## WHAT THE TASK REQUIRES
Scan the listing below and copy every line holding "③メンバー".

----

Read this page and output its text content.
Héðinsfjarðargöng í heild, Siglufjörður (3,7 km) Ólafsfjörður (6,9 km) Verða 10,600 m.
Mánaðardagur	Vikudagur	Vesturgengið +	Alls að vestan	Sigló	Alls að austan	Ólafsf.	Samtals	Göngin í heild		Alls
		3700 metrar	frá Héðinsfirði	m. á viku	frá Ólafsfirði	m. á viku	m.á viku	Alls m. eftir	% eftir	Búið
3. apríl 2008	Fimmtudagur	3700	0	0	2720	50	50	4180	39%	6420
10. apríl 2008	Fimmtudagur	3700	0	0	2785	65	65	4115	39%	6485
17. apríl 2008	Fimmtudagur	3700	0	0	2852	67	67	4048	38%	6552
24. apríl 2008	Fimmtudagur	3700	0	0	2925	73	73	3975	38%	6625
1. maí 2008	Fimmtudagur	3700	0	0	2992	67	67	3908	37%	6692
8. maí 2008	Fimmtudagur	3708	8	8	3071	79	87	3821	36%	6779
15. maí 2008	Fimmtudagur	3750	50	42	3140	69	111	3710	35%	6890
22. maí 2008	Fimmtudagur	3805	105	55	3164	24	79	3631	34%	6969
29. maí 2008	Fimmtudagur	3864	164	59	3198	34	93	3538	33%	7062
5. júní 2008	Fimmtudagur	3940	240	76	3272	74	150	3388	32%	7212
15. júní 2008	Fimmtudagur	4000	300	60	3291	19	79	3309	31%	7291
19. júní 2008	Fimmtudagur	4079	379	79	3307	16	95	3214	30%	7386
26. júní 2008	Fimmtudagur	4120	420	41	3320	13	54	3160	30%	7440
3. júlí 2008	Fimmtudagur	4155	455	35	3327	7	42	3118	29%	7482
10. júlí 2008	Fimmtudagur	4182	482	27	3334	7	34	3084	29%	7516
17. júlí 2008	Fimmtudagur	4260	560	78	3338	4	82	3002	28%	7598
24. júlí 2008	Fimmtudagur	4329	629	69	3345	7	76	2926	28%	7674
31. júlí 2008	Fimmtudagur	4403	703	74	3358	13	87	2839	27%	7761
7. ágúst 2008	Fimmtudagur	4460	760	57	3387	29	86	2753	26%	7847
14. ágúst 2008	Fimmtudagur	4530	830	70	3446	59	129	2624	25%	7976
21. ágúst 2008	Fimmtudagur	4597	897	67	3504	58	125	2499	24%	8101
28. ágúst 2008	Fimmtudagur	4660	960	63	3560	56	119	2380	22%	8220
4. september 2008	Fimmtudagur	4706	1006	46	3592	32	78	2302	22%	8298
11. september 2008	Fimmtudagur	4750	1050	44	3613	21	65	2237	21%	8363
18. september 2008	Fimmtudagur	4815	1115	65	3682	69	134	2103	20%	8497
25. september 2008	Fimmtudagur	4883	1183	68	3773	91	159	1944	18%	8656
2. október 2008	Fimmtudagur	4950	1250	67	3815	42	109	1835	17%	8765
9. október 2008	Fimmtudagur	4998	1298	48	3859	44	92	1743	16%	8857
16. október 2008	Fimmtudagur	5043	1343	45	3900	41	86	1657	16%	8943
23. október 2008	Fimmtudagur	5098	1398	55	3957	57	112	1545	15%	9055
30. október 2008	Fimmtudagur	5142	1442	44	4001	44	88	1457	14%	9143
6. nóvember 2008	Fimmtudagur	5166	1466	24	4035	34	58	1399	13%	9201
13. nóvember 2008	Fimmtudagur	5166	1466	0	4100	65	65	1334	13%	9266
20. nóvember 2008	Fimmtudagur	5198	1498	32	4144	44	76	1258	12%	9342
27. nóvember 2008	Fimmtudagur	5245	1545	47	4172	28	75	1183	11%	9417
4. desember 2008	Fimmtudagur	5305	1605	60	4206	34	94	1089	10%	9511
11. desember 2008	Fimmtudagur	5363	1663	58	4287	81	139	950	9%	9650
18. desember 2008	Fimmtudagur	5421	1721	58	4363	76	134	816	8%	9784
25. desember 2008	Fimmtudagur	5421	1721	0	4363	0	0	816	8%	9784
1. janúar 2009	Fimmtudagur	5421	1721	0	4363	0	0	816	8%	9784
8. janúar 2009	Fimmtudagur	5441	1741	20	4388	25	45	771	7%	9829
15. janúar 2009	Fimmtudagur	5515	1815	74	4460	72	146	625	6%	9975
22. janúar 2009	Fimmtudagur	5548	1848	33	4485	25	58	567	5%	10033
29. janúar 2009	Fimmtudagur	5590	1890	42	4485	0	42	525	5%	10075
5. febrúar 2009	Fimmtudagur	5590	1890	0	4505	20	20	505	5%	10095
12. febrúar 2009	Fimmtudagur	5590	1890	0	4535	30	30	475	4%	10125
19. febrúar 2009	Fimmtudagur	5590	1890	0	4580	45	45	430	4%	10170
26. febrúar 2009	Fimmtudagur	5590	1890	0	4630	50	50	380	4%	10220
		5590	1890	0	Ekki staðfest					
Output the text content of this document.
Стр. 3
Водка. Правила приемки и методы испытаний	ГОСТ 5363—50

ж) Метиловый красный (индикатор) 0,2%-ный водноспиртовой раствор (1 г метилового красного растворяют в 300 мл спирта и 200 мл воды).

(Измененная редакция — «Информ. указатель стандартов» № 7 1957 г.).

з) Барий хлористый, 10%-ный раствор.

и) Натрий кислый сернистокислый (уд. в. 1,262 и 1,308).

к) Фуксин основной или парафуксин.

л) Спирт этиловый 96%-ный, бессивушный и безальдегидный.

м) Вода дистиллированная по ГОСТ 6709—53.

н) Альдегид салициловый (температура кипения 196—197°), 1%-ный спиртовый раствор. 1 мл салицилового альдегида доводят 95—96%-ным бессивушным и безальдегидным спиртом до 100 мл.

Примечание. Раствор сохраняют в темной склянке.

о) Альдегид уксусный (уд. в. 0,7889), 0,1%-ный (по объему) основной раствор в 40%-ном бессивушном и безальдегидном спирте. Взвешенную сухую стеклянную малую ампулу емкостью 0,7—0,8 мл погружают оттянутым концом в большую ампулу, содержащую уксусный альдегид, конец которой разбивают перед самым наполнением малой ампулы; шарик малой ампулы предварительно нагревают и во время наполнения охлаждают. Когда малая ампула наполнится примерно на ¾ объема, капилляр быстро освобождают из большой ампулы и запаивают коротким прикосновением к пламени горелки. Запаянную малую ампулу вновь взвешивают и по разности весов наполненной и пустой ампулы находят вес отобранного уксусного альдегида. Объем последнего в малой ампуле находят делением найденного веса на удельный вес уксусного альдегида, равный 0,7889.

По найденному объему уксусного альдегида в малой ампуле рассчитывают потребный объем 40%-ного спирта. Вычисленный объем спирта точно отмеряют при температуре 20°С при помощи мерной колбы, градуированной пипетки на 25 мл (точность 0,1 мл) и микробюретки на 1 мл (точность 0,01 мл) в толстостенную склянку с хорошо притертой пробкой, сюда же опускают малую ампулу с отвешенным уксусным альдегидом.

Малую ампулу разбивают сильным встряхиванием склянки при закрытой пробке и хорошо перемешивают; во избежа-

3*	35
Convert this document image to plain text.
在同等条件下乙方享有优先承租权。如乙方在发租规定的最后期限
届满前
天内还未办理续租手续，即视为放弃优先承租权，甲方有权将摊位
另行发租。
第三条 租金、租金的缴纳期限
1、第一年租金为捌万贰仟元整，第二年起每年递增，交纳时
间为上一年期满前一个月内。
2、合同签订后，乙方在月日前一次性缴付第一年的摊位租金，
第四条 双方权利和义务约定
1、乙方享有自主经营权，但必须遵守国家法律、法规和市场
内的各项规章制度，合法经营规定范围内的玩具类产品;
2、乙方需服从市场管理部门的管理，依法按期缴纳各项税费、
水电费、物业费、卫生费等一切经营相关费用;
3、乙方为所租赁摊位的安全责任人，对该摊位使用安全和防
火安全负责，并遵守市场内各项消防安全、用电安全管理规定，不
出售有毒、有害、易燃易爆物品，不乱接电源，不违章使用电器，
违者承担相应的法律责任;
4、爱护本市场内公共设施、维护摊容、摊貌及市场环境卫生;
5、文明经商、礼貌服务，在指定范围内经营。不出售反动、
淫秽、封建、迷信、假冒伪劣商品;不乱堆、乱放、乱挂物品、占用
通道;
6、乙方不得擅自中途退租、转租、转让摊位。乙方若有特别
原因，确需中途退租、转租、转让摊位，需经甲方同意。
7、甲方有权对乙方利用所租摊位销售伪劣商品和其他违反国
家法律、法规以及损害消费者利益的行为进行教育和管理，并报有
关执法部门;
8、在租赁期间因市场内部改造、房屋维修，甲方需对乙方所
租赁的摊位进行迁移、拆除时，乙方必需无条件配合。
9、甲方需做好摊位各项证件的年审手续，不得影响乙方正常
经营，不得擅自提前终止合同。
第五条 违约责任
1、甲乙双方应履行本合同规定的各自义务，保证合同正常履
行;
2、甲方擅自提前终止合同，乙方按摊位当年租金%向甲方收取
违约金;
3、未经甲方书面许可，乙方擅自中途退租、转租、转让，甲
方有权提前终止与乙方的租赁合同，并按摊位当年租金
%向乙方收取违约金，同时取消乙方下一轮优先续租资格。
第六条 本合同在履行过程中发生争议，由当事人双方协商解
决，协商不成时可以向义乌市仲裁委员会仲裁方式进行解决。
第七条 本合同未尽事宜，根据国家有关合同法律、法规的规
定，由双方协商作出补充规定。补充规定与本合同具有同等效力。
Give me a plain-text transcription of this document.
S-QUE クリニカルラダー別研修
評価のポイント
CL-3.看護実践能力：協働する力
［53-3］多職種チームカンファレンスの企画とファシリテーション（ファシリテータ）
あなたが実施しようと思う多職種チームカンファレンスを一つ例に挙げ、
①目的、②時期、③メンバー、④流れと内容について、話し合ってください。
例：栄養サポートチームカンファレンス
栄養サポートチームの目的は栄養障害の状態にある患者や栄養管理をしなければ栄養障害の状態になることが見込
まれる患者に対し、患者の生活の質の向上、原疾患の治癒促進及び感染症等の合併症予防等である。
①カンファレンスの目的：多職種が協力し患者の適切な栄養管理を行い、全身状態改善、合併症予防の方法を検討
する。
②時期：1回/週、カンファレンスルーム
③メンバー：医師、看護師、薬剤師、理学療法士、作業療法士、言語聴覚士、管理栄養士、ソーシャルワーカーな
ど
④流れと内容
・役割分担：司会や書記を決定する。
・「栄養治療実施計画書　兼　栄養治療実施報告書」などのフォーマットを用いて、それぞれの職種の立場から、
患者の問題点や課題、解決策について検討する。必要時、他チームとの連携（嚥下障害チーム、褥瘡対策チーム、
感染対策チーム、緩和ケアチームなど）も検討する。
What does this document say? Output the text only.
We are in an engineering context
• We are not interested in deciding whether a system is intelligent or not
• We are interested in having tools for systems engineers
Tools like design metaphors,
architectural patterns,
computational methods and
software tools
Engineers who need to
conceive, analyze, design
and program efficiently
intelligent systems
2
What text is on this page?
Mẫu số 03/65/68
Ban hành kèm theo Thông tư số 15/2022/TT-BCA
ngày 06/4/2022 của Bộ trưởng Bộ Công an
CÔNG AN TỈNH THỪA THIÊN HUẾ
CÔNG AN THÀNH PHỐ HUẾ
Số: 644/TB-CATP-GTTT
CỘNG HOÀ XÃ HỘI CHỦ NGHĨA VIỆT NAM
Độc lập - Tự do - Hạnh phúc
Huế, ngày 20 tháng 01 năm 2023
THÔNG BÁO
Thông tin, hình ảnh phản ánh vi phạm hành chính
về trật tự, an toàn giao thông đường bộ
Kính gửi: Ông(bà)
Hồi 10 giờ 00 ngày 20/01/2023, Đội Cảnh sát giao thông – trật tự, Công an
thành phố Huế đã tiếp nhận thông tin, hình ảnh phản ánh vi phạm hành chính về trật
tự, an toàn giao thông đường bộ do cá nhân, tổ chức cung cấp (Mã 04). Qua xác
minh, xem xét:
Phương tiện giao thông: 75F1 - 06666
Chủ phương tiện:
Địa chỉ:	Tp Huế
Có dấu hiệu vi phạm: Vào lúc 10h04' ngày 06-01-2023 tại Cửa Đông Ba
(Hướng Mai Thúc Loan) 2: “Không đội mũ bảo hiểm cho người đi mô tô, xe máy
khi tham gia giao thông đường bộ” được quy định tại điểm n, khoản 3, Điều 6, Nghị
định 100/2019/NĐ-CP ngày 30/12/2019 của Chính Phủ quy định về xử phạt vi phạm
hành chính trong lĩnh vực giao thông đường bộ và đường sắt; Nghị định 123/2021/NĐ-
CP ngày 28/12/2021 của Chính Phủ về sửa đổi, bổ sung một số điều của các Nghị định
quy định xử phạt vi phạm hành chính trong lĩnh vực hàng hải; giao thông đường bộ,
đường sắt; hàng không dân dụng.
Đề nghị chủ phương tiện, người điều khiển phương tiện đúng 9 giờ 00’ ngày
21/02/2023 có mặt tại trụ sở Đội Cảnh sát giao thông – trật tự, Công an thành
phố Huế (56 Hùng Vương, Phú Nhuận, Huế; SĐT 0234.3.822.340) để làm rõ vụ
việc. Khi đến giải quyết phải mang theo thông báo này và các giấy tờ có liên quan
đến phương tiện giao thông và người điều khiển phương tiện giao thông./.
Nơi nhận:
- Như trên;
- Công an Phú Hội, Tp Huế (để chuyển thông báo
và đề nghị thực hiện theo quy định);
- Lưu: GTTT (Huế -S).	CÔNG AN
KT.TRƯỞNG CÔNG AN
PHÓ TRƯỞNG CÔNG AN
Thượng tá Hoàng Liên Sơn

----

## SOLUTION TO THIS TASK
①目的、②時期、③メンバー、④流れと内容について、話し合ってください。
③メンバー：医師、看護師、薬剤師、理学療法士、作業療法士、言語聴覚士、管理栄養士、ソーシャルワーカーな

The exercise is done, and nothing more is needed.